[Data records]
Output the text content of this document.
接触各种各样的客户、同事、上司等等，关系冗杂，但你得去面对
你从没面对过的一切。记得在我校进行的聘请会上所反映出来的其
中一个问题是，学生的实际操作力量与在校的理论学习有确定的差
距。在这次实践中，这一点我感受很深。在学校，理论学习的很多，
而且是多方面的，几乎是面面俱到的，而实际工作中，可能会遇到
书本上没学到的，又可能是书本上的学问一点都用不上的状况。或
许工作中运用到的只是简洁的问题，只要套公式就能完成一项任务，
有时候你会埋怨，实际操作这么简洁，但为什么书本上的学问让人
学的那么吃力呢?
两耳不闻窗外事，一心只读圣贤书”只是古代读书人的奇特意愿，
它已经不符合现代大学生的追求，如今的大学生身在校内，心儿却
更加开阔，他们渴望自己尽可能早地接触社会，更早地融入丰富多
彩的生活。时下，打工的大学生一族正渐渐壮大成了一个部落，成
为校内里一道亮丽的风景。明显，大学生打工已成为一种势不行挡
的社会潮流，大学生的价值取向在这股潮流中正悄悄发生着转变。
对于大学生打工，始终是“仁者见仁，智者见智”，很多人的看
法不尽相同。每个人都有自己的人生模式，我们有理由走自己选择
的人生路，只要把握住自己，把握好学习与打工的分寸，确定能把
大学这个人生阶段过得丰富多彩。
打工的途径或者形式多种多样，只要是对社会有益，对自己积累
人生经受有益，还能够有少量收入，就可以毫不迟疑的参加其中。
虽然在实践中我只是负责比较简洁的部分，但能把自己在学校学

→ GIVEN EXERCISE: Please reproduce every line of the material word for word.

→ RESULT FOR THIS EXERCISE:
Output the text content of this document.
接触各种各样的客户、同事、上司等等，关系冗杂，但你得去面对
你从没面对过的一切。记得在我校进行的聘请会上所反映出来的其
中一个问题是，学生的实际操作力量与在校的理论学习有确定的差
距。在这次实践中，这一点我感受很深。在学校，理论学习的很多，
而且是多方面的，几乎是面面俱到的，而实际工作中，可能会遇到
书本上没学到的，又可能是书本上的学问一点都用不上的状况。或
许工作中运用到的只是简洁的问题，只要套公式就能完成一项任务，
有时候你会埋怨，实际操作这么简洁，但为什么书本上的学问让人
学的那么吃力呢?
两耳不闻窗外事，一心只读圣贤书”只是古代读书人的奇特意愿，
它已经不符合现代大学生的追求，如今的大学生身在校内，心儿却
更加开阔，他们渴望自己尽可能早地接触社会，更早地融入丰富多
彩的生活。时下，打工的大学生一族正渐渐壮大成了一个部落，成
为校内里一道亮丽的风景。明显，大学生打工已成为一种势不行挡
的社会潮流，大学生的价值取向在这股潮流中正悄悄发生着转变。
对于大学生打工，始终是“仁者见仁，智者见智”，很多人的看
法不尽相同。每个人都有自己的人生模式，我们有理由走自己选择
的人生路，只要把握住自己，把握好学习与打工的分寸，确定能把
大学这个人生阶段过得丰富多彩。
打工的途径或者形式多种多样，只要是对社会有益，对自己积累
人生经受有益，还能够有少量收入，就可以毫不迟疑的参加其中。
虽然在实践中我只是负责比较简洁的部分，但能把自己在学校学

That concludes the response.